» **ENTRIES**

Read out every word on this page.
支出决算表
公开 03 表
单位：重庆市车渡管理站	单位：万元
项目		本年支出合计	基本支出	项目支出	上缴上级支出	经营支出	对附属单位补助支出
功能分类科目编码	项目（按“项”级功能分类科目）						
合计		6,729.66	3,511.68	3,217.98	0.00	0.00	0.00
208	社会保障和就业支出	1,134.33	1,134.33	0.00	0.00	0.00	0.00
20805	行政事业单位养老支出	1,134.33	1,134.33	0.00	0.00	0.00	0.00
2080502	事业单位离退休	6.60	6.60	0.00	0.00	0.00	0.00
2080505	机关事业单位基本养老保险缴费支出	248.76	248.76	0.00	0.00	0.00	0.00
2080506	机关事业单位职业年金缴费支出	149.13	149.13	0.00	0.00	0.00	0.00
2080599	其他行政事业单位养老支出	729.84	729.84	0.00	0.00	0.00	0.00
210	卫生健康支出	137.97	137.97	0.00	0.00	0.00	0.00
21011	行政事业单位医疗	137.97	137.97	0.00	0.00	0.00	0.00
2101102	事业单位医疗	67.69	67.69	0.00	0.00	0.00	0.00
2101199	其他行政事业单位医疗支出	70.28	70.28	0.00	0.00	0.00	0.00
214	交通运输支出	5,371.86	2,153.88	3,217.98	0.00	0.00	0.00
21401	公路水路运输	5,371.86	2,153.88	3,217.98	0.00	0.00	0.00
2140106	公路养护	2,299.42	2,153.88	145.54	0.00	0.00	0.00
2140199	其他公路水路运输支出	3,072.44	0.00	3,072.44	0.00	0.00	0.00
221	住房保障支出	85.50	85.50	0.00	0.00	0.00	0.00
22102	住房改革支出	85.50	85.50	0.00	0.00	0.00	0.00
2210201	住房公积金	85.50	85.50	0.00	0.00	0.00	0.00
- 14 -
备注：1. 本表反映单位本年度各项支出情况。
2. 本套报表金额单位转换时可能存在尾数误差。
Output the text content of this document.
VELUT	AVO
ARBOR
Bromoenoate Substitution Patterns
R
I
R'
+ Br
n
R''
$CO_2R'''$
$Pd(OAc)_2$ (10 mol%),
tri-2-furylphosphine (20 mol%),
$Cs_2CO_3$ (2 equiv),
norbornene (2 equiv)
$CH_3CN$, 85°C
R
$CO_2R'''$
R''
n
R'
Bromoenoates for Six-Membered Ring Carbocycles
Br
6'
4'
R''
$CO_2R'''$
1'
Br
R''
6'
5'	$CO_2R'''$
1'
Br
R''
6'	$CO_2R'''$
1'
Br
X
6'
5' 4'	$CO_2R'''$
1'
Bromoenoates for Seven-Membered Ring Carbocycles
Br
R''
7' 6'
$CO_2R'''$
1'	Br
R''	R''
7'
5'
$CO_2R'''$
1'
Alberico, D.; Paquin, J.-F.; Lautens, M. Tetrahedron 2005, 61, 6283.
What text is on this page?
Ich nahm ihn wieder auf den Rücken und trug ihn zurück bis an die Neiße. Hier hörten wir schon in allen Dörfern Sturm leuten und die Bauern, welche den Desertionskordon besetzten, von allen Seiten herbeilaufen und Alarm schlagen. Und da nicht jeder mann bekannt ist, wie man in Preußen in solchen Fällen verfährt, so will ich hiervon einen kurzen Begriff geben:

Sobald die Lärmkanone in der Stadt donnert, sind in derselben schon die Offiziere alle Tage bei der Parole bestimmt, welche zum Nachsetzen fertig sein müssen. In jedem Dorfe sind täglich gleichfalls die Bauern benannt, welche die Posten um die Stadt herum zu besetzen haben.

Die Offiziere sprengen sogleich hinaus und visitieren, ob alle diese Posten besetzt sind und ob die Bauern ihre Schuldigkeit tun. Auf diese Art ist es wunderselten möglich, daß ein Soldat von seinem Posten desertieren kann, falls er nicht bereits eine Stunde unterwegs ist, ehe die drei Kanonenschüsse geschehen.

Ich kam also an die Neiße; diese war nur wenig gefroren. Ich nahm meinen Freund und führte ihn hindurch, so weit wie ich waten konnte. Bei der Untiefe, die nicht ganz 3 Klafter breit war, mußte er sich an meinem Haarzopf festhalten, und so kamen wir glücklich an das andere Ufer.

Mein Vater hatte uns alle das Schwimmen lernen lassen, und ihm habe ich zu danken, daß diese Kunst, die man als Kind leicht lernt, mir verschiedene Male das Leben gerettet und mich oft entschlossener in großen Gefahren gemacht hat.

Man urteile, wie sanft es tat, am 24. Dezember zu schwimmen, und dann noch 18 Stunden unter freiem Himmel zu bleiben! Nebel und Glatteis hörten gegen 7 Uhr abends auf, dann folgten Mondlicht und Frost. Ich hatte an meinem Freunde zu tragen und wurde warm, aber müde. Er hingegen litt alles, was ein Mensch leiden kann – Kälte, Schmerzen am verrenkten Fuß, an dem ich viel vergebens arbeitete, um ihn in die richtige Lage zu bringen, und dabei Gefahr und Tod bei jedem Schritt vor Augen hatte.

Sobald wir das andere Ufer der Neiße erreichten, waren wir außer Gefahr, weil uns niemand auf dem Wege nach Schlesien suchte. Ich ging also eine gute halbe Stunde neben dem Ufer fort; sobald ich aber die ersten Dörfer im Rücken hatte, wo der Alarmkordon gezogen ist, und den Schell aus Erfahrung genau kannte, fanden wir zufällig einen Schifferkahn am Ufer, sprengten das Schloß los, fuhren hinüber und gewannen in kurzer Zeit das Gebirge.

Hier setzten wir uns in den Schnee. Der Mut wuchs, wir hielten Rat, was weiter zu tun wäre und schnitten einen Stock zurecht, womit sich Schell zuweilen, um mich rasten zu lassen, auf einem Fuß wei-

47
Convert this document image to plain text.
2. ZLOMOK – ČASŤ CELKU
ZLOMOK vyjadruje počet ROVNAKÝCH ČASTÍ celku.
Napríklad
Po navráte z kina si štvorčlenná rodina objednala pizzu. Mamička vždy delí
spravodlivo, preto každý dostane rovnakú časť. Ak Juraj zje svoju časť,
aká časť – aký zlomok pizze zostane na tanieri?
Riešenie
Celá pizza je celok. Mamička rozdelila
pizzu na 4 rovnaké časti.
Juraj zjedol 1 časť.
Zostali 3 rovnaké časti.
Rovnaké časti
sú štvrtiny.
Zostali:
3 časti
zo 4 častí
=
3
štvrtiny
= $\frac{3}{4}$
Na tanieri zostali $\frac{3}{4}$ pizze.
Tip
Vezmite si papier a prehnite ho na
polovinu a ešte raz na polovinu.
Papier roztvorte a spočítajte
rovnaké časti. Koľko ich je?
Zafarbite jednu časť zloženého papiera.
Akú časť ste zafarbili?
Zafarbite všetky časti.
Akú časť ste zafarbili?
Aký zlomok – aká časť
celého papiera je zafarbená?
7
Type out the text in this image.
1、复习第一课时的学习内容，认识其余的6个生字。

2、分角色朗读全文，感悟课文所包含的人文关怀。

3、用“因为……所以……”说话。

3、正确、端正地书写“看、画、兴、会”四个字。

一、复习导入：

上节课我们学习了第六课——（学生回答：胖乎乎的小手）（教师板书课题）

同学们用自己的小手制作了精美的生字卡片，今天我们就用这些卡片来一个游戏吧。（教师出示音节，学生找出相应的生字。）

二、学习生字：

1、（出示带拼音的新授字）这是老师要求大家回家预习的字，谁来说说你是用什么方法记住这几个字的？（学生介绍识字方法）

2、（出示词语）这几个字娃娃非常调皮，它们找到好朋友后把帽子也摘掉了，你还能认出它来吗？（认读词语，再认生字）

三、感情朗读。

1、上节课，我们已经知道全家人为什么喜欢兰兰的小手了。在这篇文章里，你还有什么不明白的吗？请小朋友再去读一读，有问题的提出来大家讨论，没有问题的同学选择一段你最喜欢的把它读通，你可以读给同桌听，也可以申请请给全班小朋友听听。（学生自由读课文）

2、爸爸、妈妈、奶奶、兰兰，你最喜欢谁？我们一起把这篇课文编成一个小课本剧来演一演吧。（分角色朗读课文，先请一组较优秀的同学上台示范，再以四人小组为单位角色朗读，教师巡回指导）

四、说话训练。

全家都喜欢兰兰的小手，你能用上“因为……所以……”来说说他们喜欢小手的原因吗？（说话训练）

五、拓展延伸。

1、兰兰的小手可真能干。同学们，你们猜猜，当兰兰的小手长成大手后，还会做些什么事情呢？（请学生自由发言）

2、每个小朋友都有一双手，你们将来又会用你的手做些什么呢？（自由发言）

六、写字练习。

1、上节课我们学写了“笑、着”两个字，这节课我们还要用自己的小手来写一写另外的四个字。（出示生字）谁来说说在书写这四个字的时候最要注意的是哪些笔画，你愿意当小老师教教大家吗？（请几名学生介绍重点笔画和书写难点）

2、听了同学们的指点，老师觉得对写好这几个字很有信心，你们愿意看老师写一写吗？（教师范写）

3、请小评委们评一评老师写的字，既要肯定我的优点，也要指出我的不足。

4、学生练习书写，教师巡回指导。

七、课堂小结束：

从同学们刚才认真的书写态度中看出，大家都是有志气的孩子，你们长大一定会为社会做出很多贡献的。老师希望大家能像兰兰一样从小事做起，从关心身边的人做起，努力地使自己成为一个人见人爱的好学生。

» **INSTRUCTIONS TO FOLLOW**
Copy out each line of the entries that holds "document".

» **THE RESULT**
Output the text content of this document.
Convert this document image to plain text.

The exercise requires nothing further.